Scan the material and copy every line in which "Degrees" appears.

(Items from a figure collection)
---------------
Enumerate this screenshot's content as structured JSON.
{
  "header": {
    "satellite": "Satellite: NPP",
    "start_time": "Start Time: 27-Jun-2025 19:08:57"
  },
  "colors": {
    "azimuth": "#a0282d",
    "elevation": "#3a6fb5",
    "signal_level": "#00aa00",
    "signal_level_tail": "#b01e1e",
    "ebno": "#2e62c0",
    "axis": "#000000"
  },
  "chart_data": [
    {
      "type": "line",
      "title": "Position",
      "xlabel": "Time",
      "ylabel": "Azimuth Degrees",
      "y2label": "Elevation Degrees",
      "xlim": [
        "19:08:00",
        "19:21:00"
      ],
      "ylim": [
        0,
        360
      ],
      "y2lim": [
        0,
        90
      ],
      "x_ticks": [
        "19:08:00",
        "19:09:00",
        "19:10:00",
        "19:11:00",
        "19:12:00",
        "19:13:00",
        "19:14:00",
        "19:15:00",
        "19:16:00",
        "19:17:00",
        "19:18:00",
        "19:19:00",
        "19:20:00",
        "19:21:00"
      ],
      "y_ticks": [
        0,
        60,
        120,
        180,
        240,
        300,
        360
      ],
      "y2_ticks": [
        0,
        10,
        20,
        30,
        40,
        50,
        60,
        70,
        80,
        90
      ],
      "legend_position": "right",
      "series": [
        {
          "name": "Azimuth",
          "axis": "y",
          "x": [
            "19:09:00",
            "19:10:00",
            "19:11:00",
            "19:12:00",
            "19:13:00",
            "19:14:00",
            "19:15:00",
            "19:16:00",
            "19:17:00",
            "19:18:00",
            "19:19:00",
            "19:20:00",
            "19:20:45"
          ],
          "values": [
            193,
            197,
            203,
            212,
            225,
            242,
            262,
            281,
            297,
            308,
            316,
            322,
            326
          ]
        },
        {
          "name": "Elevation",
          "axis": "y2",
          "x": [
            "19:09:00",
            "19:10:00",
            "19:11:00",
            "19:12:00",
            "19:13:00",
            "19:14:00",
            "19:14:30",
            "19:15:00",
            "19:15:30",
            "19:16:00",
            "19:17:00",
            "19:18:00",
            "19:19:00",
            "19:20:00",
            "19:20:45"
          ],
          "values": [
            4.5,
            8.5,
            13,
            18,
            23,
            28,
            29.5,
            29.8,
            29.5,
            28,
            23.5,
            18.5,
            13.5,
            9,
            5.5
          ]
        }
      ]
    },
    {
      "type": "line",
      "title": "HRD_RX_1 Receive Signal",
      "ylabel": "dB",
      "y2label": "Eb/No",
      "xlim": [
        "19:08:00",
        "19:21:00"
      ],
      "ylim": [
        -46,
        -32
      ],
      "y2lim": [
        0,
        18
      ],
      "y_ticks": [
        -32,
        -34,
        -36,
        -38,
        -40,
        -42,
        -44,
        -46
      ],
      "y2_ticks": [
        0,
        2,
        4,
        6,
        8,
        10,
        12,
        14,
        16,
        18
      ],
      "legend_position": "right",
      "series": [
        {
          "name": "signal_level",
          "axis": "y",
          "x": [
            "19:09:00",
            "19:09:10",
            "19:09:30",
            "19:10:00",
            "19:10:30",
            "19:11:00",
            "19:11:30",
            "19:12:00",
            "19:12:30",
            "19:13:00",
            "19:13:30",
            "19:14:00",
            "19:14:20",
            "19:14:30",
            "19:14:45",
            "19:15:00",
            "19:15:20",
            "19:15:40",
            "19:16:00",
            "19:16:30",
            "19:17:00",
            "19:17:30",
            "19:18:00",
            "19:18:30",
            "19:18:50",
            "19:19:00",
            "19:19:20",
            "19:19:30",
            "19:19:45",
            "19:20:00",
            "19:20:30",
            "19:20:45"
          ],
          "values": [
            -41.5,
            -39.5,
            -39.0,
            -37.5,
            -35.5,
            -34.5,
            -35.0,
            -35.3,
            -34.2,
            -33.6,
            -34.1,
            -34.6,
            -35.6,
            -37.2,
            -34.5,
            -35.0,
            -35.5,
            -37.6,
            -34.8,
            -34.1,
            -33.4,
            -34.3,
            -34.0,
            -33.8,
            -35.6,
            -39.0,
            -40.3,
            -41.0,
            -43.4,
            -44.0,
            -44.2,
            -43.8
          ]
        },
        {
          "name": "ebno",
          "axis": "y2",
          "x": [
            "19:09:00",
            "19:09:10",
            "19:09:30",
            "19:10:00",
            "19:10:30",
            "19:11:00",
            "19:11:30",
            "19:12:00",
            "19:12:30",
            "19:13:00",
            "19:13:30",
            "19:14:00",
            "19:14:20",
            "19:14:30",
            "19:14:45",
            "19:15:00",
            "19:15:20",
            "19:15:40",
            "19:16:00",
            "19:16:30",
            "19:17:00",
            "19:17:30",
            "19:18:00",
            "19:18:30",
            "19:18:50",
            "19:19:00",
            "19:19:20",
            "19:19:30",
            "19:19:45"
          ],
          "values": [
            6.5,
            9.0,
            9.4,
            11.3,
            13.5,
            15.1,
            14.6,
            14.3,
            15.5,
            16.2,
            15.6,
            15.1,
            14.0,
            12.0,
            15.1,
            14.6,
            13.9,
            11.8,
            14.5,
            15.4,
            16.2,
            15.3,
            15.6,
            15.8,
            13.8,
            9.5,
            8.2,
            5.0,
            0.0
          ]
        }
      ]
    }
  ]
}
---------------
_Task solution_.
      "ylabel": "Azimuth Degrees",
      "y2label": "Elevation Degrees",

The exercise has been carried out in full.